**Task requirements**
Render each line of the material below as an item in a numbered list, leaving out blank lines.
=-=-=-=-=
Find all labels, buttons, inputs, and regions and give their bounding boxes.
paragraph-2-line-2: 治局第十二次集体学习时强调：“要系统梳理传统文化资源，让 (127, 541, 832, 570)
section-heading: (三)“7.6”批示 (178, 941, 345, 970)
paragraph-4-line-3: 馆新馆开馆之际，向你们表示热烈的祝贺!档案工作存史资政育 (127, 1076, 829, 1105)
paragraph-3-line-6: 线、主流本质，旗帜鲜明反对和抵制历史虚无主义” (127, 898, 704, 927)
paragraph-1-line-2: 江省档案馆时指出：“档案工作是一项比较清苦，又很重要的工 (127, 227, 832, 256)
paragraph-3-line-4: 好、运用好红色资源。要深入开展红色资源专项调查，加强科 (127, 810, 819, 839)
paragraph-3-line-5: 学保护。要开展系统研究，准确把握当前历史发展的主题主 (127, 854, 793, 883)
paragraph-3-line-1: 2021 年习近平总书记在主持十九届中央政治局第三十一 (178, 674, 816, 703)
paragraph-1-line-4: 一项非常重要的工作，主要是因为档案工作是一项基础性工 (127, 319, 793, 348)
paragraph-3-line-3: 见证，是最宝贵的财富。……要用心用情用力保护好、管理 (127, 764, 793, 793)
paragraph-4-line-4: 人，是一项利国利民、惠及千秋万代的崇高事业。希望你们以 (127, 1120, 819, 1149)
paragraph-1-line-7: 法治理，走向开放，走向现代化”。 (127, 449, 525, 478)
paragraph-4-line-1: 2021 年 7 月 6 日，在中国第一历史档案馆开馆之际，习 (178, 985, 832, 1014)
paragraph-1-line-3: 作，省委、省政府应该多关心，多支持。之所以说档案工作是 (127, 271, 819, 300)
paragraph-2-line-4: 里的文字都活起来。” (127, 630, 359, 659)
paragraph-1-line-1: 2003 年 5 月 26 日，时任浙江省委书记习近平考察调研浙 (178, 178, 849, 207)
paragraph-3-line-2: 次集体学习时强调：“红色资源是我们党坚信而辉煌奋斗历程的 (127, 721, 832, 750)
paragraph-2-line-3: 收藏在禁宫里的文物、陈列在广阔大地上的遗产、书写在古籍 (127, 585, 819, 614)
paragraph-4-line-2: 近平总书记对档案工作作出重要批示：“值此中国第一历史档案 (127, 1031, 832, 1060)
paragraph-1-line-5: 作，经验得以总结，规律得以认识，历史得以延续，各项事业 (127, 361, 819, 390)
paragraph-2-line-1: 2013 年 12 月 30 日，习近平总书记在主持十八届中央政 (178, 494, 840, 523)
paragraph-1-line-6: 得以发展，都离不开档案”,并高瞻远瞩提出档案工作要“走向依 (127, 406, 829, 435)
=-=-=-=-=
**Answer in full**
1. Find all labels, buttons, inputs, and regions and give their bounding boxes.
2. paragraph-2-line-2: 治局第十二次集体学习时强调：“要系统梳理传统文化资源，让 (127, 541, 832, 570)
3. section-heading: (三)“7.6”批示 (178, 941, 345, 970)
4. paragraph-4-line-3: 馆新馆开馆之际，向你们表示热烈的祝贺!档案工作存史资政育 (127, 1076, 829, 1105)
5. paragraph-3-line-6: 线、主流本质，旗帜鲜明反对和抵制历史虚无主义” (127, 898, 704, 927)
6. paragraph-1-line-2: 江省档案馆时指出：“档案工作是一项比较清苦，又很重要的工 (127, 227, 832, 256)
7. paragraph-3-line-4: 好、运用好红色资源。要深入开展红色资源专项调查，加强科 (127, 810, 819, 839)
8. paragraph-3-line-5: 学保护。要开展系统研究，准确把握当前历史发展的主题主 (127, 854, 793, 883)
9. paragraph-3-line-1: 2021 年习近平总书记在主持十九届中央政治局第三十一 (178, 674, 816, 703)
10. paragraph-1-line-4: 一项非常重要的工作，主要是因为档案工作是一项基础性工 (127, 319, 793, 348)
11. paragraph-3-line-3: 见证，是最宝贵的财富。……要用心用情用力保护好、管理 (127, 764, 793, 793)
12. paragraph-4-line-4: 人，是一项利国利民、惠及千秋万代的崇高事业。希望你们以 (127, 1120, 819, 1149)
13. paragraph-1-line-7: 法治理，走向开放，走向现代化”。 (127, 449, 525, 478)
14. paragraph-4-line-1: 2021 年 7 月 6 日，在中国第一历史档案馆开馆之际，习 (178, 985, 832, 1014)
15. paragraph-1-line-3: 作，省委、省政府应该多关心，多支持。之所以说档案工作是 (127, 271, 819, 300)
16. paragraph-2-line-4: 里的文字都活起来。” (127, 630, 359, 659)
17. paragraph-1-line-1: 2003 年 5 月 26 日，时任浙江省委书记习近平考察调研浙 (178, 178, 849, 207)
18. paragraph-3-line-2: 次集体学习时强调：“红色资源是我们党坚信而辉煌奋斗历程的 (127, 721, 832, 750)
19. paragraph-2-line-3: 收藏在禁宫里的文物、陈列在广阔大地上的遗产、书写在古籍 (127, 585, 819, 614)
20. paragraph-4-line-2: 近平总书记对档案工作作出重要批示：“值此中国第一历史档案 (127, 1031, 832, 1060)
21. paragraph-1-line-5: 作，经验得以总结，规律得以认识，历史得以延续，各项事业 (127, 361, 819, 390)
22. paragraph-2-line-1: 2013 年 12 月 30 日，习近平总书记在主持十八届中央政 (178, 494, 840, 523)
23. paragraph-1-line-6: 得以发展，都离不开档案”,并高瞻远瞩提出档案工作要“走向依 (127, 406, 829, 435)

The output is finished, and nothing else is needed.